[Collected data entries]
────

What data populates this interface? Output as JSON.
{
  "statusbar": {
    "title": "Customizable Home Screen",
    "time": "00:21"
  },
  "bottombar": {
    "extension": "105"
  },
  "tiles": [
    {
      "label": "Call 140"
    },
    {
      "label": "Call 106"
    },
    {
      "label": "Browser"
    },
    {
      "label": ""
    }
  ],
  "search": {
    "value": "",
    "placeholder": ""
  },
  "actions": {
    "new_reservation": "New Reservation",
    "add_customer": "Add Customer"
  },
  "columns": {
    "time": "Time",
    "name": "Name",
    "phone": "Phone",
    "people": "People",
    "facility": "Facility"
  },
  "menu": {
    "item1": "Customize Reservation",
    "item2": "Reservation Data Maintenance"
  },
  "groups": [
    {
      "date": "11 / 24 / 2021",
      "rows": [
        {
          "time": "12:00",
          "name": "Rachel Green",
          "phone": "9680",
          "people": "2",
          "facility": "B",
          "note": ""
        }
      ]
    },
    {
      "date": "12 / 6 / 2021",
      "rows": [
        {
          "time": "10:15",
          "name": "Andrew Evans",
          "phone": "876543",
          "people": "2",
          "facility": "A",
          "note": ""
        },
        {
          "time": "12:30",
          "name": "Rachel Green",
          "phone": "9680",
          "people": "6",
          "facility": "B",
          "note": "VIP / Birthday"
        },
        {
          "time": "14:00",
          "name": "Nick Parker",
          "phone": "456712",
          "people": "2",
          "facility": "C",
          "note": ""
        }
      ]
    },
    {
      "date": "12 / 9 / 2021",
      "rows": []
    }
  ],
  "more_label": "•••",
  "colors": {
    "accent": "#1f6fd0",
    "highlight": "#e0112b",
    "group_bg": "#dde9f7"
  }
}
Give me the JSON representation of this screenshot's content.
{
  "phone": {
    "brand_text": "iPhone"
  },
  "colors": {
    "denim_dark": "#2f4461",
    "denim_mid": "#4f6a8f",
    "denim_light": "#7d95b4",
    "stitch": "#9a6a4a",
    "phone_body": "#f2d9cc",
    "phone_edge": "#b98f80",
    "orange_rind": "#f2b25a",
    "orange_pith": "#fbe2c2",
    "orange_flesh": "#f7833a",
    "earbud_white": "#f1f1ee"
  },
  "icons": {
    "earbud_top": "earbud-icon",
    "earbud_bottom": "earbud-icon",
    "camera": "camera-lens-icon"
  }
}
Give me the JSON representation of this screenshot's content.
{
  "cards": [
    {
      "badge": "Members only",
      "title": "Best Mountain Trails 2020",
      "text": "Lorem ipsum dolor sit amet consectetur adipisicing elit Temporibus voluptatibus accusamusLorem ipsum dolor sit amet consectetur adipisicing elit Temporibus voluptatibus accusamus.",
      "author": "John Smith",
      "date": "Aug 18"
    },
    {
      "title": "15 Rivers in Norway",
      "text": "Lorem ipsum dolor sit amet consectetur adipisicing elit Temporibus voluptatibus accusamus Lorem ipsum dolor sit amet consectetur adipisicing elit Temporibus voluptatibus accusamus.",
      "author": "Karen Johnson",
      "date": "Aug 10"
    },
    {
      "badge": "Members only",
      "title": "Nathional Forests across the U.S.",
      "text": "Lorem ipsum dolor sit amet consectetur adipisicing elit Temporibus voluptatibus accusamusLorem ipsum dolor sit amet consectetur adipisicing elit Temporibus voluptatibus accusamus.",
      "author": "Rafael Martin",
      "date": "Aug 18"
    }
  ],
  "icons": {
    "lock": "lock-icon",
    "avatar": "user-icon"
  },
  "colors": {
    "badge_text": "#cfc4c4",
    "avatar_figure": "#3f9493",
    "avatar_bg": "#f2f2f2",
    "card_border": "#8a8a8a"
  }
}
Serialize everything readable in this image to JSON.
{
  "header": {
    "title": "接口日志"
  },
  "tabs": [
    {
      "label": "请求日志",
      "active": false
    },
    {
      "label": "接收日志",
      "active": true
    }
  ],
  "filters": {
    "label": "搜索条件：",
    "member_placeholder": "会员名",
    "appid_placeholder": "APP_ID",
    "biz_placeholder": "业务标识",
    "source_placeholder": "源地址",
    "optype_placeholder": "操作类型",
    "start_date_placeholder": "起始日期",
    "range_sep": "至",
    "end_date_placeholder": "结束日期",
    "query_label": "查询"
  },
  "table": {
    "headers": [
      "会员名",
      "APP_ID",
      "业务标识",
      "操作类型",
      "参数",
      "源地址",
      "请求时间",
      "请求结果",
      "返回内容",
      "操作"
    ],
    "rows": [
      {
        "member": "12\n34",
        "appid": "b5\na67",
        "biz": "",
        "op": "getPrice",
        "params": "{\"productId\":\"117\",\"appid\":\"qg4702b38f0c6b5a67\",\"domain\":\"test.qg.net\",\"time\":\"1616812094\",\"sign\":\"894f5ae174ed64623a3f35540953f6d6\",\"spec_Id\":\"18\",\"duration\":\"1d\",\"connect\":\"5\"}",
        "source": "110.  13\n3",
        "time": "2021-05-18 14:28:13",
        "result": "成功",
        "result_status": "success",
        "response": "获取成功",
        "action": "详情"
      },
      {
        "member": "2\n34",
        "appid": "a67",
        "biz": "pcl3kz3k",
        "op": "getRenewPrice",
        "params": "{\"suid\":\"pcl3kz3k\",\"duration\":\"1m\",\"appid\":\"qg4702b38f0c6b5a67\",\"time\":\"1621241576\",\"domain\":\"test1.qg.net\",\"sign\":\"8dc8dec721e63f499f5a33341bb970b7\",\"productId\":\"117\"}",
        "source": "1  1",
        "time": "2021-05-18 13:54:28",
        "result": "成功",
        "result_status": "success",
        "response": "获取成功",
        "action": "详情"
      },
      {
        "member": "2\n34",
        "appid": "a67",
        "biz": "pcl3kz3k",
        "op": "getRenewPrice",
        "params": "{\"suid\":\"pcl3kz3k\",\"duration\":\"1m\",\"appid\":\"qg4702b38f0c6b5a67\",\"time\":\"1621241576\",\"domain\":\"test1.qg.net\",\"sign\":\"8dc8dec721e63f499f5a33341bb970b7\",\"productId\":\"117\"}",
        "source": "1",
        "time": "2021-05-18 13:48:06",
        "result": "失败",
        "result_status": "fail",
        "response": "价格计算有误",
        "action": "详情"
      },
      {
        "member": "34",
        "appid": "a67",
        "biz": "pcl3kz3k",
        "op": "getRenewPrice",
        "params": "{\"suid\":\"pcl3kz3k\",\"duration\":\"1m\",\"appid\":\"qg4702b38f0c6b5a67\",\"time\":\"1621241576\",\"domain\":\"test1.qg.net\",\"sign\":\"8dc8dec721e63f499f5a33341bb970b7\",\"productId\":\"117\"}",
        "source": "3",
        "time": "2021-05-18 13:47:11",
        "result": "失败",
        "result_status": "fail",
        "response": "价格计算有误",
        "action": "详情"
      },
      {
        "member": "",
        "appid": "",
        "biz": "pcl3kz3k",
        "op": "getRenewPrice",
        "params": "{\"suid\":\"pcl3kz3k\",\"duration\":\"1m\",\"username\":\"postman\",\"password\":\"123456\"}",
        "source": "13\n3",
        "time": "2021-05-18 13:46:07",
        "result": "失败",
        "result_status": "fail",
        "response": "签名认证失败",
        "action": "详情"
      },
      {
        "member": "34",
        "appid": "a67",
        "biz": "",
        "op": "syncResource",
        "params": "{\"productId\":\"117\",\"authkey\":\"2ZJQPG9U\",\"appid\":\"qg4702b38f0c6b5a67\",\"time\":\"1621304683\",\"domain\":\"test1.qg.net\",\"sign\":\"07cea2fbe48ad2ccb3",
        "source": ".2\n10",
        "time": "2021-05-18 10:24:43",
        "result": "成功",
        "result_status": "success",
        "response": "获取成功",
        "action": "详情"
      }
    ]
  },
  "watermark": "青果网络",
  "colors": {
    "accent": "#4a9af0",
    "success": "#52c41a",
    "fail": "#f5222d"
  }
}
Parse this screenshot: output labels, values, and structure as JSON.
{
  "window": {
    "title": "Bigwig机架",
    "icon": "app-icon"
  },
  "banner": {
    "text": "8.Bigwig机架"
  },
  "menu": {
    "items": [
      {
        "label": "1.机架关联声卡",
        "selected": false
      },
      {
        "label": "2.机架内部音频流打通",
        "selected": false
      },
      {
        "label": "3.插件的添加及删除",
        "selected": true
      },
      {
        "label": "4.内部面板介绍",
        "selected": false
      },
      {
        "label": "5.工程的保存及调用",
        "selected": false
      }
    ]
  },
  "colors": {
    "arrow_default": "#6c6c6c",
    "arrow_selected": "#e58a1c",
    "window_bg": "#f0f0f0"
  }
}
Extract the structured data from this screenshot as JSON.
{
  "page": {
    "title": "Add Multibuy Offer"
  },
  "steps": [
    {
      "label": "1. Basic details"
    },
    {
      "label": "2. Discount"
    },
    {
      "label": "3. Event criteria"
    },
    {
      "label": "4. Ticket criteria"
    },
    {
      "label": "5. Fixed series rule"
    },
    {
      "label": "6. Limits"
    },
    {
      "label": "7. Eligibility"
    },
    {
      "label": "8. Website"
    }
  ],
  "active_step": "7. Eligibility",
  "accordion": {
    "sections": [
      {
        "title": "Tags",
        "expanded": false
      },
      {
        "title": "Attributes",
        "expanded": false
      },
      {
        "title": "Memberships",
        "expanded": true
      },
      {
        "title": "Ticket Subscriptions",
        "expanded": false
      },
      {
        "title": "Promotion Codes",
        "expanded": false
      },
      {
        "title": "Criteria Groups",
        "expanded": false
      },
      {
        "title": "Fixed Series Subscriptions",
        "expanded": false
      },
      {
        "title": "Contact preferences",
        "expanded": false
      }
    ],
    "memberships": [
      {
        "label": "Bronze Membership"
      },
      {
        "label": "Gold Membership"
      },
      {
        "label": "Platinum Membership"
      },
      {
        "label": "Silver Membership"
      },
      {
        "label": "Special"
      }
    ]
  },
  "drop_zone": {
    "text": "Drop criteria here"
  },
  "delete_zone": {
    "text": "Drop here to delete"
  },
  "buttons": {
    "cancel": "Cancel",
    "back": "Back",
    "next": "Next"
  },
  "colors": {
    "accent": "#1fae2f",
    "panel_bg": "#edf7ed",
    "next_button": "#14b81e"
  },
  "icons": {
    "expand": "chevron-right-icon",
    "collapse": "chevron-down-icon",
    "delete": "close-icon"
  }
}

────

Go through the records above and copy every line with the word "Eligibility".

      "label": "7. Eligibility"
  "active_step": "7. Eligibility",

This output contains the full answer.